**Soal Latihan 1**
Tentukan apakah setiap pernyataan berikut sesuai dengan kutipan tentang bias kognitif: (a) kurangnya professional scepticism dapat membuat misstatement tidak terungkap sepenuhnya; (b) bias kognitif hanya memengaruhi auditor; (c) sharing "Audit Sampling" berlangsung minggu lalu. Jawab ya atau tidak untuk tiap pernyataan, lalu kutip persis kata-kata penentunya dari kutipan itu.
**Soal Latihan 2**
Salin tanpa perubahan bagian kutipan tentang bias kognitif, mulai dari "Sobat, sebagai calon" dan berlanjut sampai "internasional?".

**Kutipan Terpilih**
Bias Kognitif

Halo Sobat! Kamis malam? Giliran audit gentayangan! Gimana sharing “Audit Sampling”
minggu lalu? Gogo harap Sobat jadi makin penasaran dengan audit!
Sobat, sebagai calon future auditor, sikap professional scepticism harus dimiliki untuk
menghasilkan audit berkualitas. Kurangnya sikap professional scepticism dapat berujung pada
misstatement yang tidak terungkap sepenuhnya. Peningkatan lebih lanjut dalam professional
scepticism harus ditunjukkan dengan sebuah pemahaman psikologi, khususnya bias kognitif. Bias
kognitif dapat mempengaruhi para stakeholder dalam proses pelaporan keuangan, termasuk
auditor, sehingga mengurangi kualitas audit. Maka dari itu, malam ini, kita bakal sharing tentang
“Bias Kognitif” dalam audit! Tapi, sebelum ke sana, gimana sih konsep bias dalam standar
internasional?

**Isi Dataset**

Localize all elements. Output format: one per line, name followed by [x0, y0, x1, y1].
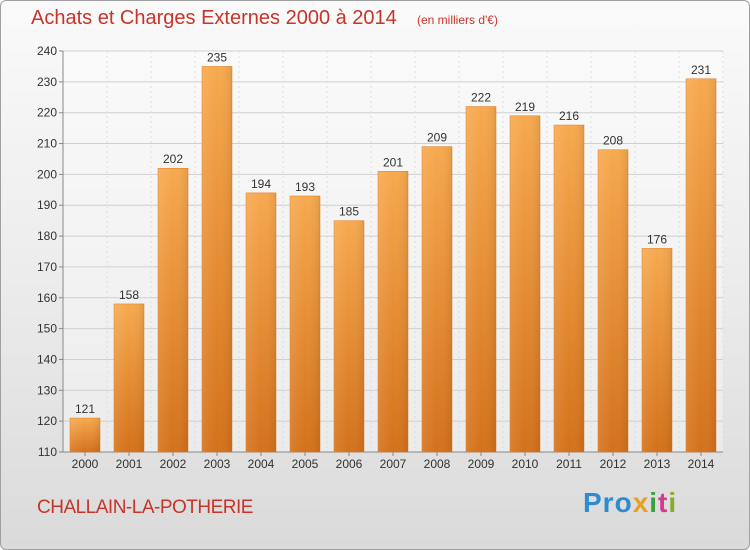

**Penyelesaian Soal 1**
(a) Ya. "Kurangnya sikap professional scepticism dapat berujung pada misstatement yang tidak terungkap sepenuhnya."
(b) Tidak. "Bias kognitif dapat mempengaruhi para stakeholder dalam proses pelaporan keuangan, termasuk auditor"
(c) Ya. "Gimana sharing “Audit Sampling” minggu lalu?"

**Penyelesaian Soal 2**
Sobat, sebagai calon future auditor, sikap professional scepticism harus dimiliki untuk
menghasilkan audit berkualitas. Kurangnya sikap professional scepticism dapat berujung pada
misstatement yang tidak terungkap sepenuhnya. Peningkatan lebih lanjut dalam professional
scepticism harus ditunjukkan dengan sebuah pemahaman psikologi, khususnya bias kognitif. Bias
kognitif dapat mempengaruhi para stakeholder dalam proses pelaporan keuangan, termasuk
auditor, sehingga mengurangi kualitas audit. Maka dari itu, malam ini, kita bakal sharing tentang
“Bias Kognitif” dalam audit! Tapi, sebelum ke sana, gimana sih konsep bias dalam standar
internasional?